(Dataset records)

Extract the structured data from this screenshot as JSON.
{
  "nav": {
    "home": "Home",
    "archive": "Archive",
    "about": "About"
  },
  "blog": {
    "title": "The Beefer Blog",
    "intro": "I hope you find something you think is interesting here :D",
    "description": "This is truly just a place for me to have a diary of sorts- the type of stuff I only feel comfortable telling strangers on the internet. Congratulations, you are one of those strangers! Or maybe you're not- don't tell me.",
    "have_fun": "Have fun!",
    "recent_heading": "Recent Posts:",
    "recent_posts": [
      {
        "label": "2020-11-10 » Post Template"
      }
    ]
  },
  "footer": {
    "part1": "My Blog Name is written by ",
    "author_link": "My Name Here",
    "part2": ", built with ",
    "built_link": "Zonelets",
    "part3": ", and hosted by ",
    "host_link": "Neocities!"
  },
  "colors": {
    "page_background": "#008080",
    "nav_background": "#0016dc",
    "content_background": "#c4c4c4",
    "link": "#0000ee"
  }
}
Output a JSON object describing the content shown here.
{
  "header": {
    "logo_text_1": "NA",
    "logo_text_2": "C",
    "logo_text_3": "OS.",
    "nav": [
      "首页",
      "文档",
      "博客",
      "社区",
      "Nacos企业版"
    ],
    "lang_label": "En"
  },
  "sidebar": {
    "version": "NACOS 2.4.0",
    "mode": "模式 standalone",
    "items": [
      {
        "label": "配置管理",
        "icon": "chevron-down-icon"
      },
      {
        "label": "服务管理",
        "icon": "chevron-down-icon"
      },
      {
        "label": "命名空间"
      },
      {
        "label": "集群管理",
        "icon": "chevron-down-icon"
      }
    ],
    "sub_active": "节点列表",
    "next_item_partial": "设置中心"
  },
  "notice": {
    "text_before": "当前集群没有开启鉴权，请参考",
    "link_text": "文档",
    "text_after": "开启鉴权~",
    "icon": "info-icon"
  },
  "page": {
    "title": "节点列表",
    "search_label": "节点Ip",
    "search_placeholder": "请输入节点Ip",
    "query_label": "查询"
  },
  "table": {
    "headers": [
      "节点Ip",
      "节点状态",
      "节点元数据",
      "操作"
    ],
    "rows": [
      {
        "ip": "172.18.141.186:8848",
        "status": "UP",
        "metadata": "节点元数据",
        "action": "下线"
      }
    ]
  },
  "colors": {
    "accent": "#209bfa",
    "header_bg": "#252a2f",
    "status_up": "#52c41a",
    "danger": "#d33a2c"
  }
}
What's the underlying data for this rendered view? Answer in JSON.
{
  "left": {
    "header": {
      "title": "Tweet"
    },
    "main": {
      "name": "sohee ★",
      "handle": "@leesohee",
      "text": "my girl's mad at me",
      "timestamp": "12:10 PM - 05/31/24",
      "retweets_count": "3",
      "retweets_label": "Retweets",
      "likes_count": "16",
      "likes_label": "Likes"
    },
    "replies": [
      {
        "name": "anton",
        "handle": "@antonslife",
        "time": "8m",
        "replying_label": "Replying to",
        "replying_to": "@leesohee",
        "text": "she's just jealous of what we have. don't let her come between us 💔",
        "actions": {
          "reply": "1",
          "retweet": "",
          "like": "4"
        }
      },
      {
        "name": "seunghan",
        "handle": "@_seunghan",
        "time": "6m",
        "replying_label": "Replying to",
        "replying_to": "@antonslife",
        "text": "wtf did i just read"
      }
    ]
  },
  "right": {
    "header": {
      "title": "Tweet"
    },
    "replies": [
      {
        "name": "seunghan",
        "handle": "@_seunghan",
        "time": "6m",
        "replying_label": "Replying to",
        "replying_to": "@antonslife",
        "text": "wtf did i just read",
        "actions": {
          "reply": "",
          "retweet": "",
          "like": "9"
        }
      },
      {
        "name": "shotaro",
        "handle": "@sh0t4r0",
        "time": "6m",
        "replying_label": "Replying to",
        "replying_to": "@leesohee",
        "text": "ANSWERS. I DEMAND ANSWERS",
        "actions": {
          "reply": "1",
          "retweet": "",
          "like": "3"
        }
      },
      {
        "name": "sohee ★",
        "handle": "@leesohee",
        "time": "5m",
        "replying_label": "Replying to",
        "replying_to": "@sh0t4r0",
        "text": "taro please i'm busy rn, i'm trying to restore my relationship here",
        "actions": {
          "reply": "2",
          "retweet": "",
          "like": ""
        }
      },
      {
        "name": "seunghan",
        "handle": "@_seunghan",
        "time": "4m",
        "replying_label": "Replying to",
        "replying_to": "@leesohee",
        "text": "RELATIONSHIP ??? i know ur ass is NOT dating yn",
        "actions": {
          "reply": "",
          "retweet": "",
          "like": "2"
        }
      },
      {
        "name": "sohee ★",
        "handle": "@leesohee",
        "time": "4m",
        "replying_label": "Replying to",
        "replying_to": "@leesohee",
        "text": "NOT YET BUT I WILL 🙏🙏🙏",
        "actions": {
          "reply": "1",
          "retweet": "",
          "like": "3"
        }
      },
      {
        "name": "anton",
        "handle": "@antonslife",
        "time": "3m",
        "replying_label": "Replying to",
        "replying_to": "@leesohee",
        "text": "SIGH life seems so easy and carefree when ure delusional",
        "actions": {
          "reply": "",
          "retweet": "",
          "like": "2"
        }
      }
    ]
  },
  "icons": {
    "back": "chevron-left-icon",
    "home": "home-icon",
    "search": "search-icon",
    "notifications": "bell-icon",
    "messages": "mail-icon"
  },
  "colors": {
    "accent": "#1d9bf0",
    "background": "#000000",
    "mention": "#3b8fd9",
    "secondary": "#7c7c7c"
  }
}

OBJECTIVE: Set down the entries verbatim, leaving none out.

THE COMPLETED TASK:
Extract the structured data from this screenshot as JSON.
{
  "nav": {
    "home": "Home",
    "archive": "Archive",
    "about": "About"
  },
  "blog": {
    "title": "The Beefer Blog",
    "intro": "I hope you find something you think is interesting here :D",
    "description": "This is truly just a place for me to have a diary of sorts- the type of stuff I only feel comfortable telling strangers on the internet. Congratulations, you are one of those strangers! Or maybe you're not- don't tell me.",
    "have_fun": "Have fun!",
    "recent_heading": "Recent Posts:",
    "recent_posts": [
      {
        "label": "2020-11-10 » Post Template"
      }
    ]
  },
  "footer": {
    "part1": "My Blog Name is written by ",
    "author_link": "My Name Here",
    "part2": ", built with ",
    "built_link": "Zonelets",
    "part3": ", and hosted by ",
    "host_link": "Neocities!"
  },
  "colors": {
    "page_background": "#008080",
    "nav_background": "#0016dc",
    "content_background": "#c4c4c4",
    "link": "#0000ee"
  }
}
Output a JSON object describing the content shown here.
{
  "header": {
    "logo_text_1": "NA",
    "logo_text_2": "C",
    "logo_text_3": "OS.",
    "nav": [
      "首页",
      "文档",
      "博客",
      "社区",
      "Nacos企业版"
    ],
    "lang_label": "En"
  },
  "sidebar": {
    "version": "NACOS 2.4.0",
    "mode": "模式 standalone",
    "items": [
      {
        "label": "配置管理",
        "icon": "chevron-down-icon"
      },
      {
        "label": "服务管理",
        "icon": "chevron-down-icon"
      },
      {
        "label": "命名空间"
      },
      {
        "label": "集群管理",
        "icon": "chevron-down-icon"
      }
    ],
    "sub_active": "节点列表",
    "next_item_partial": "设置中心"
  },
  "notice": {
    "text_before": "当前集群没有开启鉴权，请参考",
    "link_text": "文档",
    "text_after": "开启鉴权~",
    "icon": "info-icon"
  },
  "page": {
    "title": "节点列表",
    "search_label": "节点Ip",
    "search_placeholder": "请输入节点Ip",
    "query_label": "查询"
  },
  "table": {
    "headers": [
      "节点Ip",
      "节点状态",
      "节点元数据",
      "操作"
    ],
    "rows": [
      {
        "ip": "172.18.141.186:8848",
        "status": "UP",
        "metadata": "节点元数据",
        "action": "下线"
      }
    ]
  },
  "colors": {
    "accent": "#209bfa",
    "header_bg": "#252a2f",
    "status_up": "#52c41a",
    "danger": "#d33a2c"
  }
}
What's the underlying data for this rendered view? Answer in JSON.
{
  "left": {
    "header": {
      "title": "Tweet"
    },
    "main": {
      "name": "sohee ★",
      "handle": "@leesohee",
      "text": "my girl's mad at me",
      "timestamp": "12:10 PM - 05/31/24",
      "retweets_count": "3",
      "retweets_label": "Retweets",
      "likes_count": "16",
      "likes_label": "Likes"
    },
    "replies": [
      {
        "name": "anton",
        "handle": "@antonslife",
        "time": "8m",
        "replying_label": "Replying to",
        "replying_to": "@leesohee",
        "text": "she's just jealous of what we have. don't let her come between us 💔",
        "actions": {
          "reply": "1",
          "retweet": "",
          "like": "4"
        }
      },
      {
        "name": "seunghan",
        "handle": "@_seunghan",
        "time": "6m",
        "replying_label": "Replying to",
        "replying_to": "@antonslife",
        "text": "wtf did i just read"
      }
    ]
  },
  "right": {
    "header": {
      "title": "Tweet"
    },
    "replies": [
      {
        "name": "seunghan",
        "handle": "@_seunghan",
        "time": "6m",
        "replying_label": "Replying to",
        "replying_to": "@antonslife",
        "text": "wtf did i just read",
        "actions": {
          "reply": "",
          "retweet": "",
          "like": "9"
        }
      },
      {
        "name": "shotaro",
        "handle": "@sh0t4r0",
        "time": "6m",
        "replying_label": "Replying to",
        "replying_to": "@leesohee",
        "text": "ANSWERS. I DEMAND ANSWERS",
        "actions": {
          "reply": "1",
          "retweet": "",
          "like": "3"
        }
      },
      {
        "name": "sohee ★",
        "handle": "@leesohee",
        "time": "5m",
        "replying_label": "Replying to",
        "replying_to": "@sh0t4r0",
        "text": "taro please i'm busy rn, i'm trying to restore my relationship here",
        "actions": {
          "reply": "2",
          "retweet": "",
          "like": ""
        }
      },
      {
        "name": "seunghan",
        "handle": "@_seunghan",
        "time": "4m",
        "replying_label": "Replying to",
        "replying_to": "@leesohee",
        "text": "RELATIONSHIP ??? i know ur ass is NOT dating yn",
        "actions": {
          "reply": "",
          "retweet": "",
          "like": "2"
        }
      },
      {
        "name": "sohee ★",
        "handle": "@leesohee",
        "time": "4m",
        "replying_label": "Replying to",
        "replying_to": "@leesohee",
        "text": "NOT YET BUT I WILL 🙏🙏🙏",
        "actions": {
          "reply": "1",
          "retweet": "",
          "like": "3"
        }
      },
      {
        "name": "anton",
        "handle": "@antonslife",
        "time": "3m",
        "replying_label": "Replying to",
        "replying_to": "@leesohee",
        "text": "SIGH life seems so easy and carefree when ure delusional",
        "actions": {
          "reply": "",
          "retweet": "",
          "like": "2"
        }
      }
    ]
  },
  "icons": {
    "back": "chevron-left-icon",
    "home": "home-icon",
    "search": "search-icon",
    "notifications": "bell-icon",
    "messages": "mail-icon"
  },
  "colors": {
    "accent": "#1d9bf0",
    "background": "#000000",
    "mention": "#3b8fd9",
    "secondary": "#7c7c7c"
  }
}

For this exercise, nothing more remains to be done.